[start]
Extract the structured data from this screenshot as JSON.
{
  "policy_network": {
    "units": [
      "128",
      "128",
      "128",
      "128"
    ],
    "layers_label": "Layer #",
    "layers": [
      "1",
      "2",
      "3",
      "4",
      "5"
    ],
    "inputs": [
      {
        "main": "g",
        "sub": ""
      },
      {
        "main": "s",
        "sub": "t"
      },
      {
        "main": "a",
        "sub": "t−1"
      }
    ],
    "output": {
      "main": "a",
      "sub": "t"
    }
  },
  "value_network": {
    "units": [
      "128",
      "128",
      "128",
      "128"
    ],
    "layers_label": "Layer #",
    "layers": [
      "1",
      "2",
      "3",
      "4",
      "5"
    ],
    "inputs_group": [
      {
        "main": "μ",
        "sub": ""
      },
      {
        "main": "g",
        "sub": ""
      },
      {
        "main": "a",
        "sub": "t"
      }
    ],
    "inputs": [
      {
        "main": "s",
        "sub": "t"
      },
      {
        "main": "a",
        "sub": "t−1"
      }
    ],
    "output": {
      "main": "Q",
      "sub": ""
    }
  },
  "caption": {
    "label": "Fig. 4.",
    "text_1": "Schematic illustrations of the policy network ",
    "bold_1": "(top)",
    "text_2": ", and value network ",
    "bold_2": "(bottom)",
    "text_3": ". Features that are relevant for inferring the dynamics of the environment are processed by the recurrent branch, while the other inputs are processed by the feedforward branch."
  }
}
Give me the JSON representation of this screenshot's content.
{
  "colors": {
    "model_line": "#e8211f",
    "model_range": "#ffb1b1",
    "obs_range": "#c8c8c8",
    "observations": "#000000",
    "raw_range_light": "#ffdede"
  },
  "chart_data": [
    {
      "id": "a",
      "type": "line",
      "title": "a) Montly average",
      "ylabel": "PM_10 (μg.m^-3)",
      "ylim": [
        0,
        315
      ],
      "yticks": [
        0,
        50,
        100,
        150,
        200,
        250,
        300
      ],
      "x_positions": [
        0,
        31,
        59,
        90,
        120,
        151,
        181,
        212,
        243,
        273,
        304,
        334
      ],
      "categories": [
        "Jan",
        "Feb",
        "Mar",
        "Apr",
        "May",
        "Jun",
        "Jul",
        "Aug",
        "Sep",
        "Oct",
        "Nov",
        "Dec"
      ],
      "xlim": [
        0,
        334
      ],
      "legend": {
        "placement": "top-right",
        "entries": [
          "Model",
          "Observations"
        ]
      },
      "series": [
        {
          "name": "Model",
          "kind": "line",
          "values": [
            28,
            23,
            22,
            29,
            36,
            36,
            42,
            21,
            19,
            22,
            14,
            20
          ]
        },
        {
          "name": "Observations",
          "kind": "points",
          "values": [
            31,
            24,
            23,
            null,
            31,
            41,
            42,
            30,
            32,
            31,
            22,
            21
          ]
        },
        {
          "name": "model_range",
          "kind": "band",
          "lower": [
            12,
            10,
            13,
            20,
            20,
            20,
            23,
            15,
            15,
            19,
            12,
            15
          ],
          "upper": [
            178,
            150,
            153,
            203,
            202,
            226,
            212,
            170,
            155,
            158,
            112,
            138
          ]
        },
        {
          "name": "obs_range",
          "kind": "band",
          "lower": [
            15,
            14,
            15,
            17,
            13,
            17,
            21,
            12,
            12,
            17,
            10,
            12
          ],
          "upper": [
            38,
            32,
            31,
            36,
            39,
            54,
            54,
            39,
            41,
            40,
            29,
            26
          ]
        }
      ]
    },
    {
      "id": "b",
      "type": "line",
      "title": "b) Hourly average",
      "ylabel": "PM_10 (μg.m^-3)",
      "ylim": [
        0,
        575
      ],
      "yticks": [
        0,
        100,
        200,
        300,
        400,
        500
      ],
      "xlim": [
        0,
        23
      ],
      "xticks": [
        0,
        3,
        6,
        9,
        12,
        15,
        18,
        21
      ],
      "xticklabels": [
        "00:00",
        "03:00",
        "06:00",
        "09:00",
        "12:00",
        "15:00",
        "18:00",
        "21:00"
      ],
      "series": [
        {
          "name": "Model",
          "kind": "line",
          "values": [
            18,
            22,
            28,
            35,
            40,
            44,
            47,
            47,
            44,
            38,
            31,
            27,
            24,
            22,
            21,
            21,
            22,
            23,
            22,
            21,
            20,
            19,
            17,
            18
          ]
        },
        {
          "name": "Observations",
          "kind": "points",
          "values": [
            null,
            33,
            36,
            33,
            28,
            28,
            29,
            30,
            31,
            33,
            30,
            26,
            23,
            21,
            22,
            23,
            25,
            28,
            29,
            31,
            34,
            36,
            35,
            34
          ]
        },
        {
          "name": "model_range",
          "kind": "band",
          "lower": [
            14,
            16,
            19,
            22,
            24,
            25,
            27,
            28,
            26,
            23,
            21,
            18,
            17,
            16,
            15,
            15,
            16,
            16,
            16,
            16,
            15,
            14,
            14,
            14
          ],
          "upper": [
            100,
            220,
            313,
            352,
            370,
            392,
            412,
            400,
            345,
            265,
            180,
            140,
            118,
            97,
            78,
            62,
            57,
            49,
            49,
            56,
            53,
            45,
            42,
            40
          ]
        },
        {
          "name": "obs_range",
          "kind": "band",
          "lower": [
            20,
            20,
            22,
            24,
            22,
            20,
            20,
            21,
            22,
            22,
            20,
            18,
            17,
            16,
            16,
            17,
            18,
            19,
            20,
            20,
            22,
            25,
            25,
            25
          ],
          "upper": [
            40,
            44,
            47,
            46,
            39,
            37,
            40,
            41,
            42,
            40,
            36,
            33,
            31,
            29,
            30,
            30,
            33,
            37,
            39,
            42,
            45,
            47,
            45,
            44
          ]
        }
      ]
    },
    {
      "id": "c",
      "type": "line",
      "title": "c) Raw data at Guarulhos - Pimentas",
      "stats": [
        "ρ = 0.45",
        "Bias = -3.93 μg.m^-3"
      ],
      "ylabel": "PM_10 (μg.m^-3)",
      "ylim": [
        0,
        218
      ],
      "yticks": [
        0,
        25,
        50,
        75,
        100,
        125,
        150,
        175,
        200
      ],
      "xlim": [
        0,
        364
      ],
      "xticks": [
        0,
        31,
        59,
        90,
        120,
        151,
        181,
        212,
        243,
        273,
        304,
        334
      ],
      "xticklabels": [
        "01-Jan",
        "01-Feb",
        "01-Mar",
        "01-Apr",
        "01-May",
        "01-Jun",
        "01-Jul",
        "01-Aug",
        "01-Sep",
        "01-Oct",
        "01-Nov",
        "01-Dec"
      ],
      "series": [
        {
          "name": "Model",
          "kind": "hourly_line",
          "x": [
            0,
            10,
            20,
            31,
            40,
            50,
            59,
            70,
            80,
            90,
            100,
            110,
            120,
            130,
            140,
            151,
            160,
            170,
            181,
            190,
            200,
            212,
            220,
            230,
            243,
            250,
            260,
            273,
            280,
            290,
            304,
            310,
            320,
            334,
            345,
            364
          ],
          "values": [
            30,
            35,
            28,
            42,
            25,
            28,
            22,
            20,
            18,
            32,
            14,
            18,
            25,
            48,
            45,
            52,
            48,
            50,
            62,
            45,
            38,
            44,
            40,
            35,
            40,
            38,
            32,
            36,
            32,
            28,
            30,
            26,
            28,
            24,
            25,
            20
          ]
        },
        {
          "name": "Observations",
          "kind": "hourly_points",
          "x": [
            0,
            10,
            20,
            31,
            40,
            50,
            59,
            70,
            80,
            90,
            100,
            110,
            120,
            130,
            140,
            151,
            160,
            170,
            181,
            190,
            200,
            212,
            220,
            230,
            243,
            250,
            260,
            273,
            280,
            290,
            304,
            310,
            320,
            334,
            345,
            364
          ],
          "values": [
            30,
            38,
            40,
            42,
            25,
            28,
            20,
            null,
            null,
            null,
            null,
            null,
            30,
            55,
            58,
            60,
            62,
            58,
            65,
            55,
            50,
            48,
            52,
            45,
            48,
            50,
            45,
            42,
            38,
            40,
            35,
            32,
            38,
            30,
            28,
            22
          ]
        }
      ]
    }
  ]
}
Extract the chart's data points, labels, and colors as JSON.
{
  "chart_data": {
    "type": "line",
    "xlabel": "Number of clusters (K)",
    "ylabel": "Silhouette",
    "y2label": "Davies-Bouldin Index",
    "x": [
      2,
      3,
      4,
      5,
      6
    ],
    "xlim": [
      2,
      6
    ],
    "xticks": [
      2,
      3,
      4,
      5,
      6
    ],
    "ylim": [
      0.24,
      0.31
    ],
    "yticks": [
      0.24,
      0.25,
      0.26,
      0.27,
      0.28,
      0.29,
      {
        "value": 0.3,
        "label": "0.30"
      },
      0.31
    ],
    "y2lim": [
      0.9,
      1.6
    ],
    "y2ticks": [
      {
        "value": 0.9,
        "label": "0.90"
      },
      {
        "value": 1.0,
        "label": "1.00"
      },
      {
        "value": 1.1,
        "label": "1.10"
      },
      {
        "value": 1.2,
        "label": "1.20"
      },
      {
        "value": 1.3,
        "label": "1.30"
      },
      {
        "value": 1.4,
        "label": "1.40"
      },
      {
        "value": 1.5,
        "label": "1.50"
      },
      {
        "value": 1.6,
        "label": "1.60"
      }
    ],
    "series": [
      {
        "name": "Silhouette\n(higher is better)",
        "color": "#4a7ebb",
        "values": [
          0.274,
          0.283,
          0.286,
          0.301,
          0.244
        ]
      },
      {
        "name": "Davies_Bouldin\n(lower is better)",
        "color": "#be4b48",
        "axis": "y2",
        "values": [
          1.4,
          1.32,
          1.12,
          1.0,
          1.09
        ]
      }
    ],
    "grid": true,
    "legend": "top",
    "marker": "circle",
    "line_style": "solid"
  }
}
[end]
**TASK**. Say only how many lines in the records carry the word "Extract".

**SOLVED EXERCISE**. 2